▸ Prompt: List every line in this data where the string "Output" occurs.

▸ Provided data:
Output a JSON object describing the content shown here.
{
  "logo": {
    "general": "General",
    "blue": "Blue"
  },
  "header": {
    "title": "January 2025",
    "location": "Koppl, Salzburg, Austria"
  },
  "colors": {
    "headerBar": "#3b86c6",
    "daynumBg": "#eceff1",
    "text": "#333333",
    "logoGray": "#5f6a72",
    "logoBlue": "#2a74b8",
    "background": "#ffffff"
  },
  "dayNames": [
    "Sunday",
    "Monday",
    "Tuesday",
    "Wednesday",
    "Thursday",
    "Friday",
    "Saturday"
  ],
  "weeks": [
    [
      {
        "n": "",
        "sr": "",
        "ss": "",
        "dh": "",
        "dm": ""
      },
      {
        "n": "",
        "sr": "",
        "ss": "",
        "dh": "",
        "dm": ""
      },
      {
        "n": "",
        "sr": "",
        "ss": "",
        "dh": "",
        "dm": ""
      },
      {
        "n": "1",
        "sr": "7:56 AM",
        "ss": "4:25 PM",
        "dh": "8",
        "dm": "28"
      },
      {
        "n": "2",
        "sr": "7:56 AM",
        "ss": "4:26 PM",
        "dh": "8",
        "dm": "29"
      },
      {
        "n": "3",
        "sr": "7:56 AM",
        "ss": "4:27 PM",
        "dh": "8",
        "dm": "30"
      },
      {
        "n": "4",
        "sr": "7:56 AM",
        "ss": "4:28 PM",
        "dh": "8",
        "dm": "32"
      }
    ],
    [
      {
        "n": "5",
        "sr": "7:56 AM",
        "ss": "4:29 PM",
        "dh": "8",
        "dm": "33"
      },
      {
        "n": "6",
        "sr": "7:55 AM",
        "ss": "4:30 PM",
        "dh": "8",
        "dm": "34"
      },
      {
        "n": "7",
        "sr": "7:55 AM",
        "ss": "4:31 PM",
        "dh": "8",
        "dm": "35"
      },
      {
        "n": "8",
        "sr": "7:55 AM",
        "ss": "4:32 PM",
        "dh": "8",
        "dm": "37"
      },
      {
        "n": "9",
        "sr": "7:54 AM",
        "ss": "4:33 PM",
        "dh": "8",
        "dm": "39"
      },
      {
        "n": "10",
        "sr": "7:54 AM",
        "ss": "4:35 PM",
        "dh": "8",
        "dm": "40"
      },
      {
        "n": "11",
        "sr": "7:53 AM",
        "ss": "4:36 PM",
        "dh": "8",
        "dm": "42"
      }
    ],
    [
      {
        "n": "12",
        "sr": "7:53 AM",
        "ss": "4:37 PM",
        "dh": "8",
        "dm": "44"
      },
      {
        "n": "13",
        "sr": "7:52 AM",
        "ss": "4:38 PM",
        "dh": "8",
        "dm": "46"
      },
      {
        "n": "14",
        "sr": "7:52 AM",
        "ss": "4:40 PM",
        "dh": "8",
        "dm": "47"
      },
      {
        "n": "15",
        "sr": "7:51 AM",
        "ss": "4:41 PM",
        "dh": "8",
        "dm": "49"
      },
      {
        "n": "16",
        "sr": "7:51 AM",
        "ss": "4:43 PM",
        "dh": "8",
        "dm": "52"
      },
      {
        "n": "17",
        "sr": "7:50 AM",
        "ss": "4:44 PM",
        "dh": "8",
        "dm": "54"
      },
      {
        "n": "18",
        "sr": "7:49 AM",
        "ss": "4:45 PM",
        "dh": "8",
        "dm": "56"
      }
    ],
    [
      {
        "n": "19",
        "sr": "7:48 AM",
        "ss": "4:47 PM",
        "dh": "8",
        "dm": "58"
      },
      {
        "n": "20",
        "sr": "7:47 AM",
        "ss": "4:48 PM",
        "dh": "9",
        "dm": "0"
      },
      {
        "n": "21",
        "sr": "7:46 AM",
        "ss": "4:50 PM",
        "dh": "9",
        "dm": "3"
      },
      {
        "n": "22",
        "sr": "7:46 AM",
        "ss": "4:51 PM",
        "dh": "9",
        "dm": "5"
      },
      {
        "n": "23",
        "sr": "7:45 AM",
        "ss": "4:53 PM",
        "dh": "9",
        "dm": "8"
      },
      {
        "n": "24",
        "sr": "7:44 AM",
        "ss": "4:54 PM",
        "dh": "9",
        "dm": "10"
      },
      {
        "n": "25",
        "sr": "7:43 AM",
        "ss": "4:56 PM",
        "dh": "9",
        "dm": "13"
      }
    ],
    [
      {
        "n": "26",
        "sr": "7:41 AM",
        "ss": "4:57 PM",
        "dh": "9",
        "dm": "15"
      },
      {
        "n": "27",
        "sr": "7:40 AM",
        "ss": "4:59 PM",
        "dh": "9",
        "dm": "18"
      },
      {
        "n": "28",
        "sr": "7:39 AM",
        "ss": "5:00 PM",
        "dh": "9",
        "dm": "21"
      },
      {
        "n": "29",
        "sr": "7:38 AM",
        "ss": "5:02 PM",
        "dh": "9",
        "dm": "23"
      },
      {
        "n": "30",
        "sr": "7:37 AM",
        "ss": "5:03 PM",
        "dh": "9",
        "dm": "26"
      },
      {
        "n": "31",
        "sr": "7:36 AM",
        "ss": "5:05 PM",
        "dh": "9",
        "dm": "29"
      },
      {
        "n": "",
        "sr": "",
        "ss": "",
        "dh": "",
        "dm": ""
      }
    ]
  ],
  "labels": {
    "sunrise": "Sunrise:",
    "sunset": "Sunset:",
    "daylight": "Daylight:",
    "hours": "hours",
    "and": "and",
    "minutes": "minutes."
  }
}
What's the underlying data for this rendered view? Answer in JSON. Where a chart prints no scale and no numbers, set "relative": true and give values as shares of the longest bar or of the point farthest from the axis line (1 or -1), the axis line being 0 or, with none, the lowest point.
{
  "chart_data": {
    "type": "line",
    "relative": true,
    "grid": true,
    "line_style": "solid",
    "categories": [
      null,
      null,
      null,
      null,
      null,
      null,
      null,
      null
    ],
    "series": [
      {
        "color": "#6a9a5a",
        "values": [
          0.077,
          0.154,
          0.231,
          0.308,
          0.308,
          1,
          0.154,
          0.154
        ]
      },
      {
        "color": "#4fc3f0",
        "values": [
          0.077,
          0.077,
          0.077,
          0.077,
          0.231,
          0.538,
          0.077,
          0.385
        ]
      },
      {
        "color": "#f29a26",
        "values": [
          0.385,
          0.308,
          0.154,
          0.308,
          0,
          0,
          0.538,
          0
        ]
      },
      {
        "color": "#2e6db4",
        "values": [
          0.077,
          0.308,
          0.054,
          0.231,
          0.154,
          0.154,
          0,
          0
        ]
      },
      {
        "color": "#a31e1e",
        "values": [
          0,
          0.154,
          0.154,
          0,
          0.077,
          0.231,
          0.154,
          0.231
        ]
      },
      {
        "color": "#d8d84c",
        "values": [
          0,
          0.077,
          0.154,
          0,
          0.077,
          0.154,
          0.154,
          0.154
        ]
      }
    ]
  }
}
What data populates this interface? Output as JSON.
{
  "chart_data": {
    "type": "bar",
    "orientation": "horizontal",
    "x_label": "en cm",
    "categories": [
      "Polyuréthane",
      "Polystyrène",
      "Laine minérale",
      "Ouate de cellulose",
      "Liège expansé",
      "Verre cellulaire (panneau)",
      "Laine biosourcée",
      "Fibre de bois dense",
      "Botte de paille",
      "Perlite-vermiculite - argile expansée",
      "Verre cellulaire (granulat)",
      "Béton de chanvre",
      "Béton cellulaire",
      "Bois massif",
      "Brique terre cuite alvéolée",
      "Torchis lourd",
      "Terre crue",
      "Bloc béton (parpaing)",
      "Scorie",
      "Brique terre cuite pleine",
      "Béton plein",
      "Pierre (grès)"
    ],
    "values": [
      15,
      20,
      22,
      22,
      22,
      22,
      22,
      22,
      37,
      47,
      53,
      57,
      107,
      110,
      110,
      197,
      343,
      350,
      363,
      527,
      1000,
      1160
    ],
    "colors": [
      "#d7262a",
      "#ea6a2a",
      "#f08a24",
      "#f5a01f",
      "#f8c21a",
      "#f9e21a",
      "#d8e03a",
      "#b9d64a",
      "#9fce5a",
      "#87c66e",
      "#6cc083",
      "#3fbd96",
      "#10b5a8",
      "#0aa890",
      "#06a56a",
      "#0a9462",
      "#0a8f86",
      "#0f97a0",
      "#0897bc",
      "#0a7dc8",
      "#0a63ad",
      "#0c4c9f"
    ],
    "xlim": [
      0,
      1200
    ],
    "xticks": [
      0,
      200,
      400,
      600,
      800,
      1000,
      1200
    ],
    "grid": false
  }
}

▸ Exercise answer:
Output a JSON object describing the content shown here.
What data populates this interface? Output as JSON.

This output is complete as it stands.